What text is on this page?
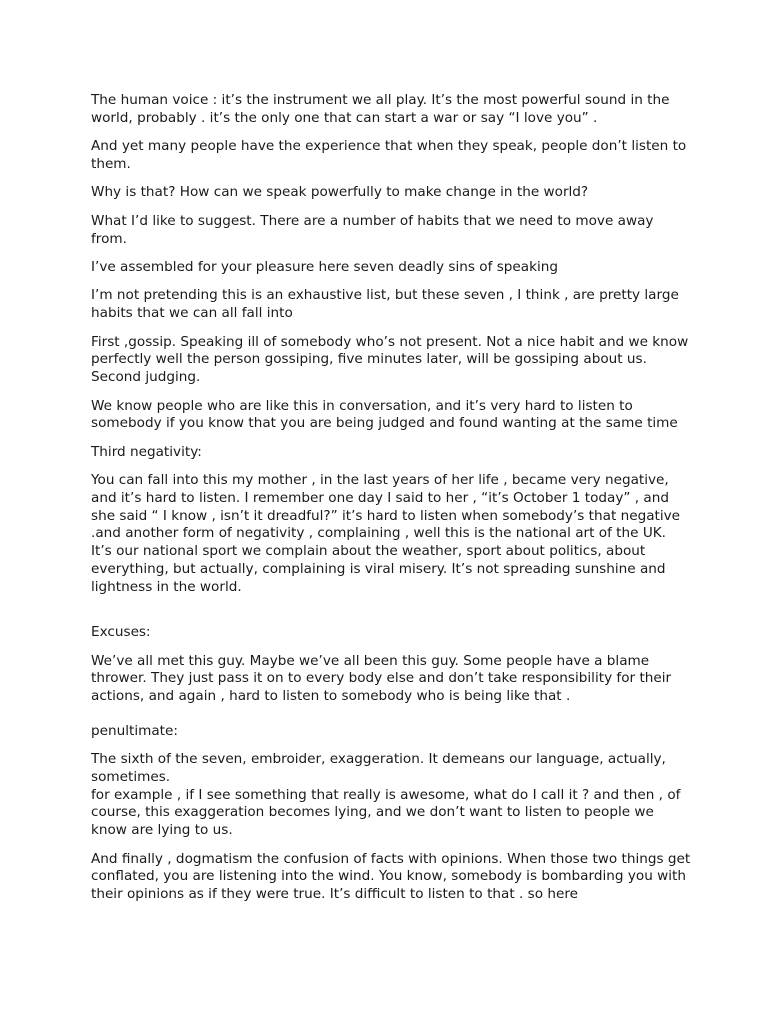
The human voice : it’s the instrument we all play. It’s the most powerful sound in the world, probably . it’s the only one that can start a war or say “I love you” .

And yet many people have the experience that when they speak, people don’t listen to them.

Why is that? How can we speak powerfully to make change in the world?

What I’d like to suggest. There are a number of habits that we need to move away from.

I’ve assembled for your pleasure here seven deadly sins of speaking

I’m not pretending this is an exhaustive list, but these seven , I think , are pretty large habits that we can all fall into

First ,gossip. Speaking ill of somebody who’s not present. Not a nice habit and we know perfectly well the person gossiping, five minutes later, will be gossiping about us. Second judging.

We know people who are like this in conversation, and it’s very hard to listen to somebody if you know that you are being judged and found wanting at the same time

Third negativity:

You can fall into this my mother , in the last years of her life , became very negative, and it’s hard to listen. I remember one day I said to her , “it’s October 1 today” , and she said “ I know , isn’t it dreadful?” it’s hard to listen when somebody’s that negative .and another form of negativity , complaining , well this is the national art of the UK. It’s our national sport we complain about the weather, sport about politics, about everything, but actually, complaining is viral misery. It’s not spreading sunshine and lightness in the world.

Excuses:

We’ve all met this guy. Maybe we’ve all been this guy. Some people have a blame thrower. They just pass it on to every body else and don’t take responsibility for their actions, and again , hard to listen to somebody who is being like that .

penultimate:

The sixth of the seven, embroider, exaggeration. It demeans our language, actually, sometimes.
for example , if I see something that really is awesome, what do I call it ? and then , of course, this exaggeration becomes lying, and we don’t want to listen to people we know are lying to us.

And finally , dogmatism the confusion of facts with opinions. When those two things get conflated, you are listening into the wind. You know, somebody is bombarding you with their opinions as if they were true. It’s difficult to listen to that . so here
================================
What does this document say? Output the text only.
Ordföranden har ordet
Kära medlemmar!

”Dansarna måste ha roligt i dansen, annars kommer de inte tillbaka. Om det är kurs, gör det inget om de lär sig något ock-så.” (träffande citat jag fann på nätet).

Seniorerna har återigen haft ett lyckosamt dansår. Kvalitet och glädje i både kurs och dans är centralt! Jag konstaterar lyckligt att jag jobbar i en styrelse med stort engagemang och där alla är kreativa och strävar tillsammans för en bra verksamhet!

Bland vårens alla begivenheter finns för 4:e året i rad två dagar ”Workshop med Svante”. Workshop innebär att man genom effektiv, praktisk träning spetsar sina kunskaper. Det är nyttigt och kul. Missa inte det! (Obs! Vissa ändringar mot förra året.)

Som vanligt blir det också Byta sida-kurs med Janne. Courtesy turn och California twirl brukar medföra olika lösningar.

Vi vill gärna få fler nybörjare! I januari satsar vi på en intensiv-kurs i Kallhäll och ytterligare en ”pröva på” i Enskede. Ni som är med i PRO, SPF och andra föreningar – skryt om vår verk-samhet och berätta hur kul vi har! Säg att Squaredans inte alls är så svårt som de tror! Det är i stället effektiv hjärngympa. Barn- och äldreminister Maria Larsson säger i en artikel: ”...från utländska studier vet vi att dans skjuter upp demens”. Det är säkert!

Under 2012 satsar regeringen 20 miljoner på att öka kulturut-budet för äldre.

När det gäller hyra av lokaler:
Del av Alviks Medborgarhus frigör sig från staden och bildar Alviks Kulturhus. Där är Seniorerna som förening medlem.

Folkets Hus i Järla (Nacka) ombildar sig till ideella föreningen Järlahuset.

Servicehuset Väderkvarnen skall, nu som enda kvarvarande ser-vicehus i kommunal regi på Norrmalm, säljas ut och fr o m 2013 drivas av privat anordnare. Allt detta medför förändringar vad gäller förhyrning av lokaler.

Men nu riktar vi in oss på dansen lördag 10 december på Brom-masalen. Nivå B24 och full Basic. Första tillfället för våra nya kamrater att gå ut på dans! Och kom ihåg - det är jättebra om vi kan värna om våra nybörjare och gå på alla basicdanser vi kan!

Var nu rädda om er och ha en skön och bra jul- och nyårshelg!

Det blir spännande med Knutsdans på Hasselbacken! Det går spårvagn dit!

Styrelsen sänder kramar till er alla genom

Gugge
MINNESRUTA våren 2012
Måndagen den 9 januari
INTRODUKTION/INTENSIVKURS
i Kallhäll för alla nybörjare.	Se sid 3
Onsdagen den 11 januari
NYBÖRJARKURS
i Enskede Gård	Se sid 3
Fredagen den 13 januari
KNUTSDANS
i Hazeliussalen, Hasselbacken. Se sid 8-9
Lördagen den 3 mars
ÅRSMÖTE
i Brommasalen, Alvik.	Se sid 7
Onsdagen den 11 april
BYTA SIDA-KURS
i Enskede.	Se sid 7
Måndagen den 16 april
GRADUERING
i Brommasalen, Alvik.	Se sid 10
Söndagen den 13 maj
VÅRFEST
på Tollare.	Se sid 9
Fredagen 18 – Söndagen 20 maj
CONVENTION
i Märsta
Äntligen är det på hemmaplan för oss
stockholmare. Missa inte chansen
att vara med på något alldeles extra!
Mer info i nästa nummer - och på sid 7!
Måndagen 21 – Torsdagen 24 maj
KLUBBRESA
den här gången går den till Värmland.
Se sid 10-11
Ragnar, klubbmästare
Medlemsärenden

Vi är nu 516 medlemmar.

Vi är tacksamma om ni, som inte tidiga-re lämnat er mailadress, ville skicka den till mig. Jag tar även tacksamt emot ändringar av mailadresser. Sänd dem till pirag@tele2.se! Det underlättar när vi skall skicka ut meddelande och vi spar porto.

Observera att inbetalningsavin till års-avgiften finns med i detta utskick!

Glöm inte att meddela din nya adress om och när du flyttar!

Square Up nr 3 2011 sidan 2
================================
• _EXERCISE DETAILS_
Go through the listing above and return each line where the word "lokaler" occurs.

• _SOLUTION TO THE EXERCISE_
När det gäller hyra av lokaler:
Servicehuset Väderkvarnen skall, nu som enda kvarvarande ser-vicehus i kommunal regi på Norrmalm, säljas ut och fr o m 2013 drivas av privat anordnare. Allt detta medför förändringar vad gäller förhyrning av lokaler.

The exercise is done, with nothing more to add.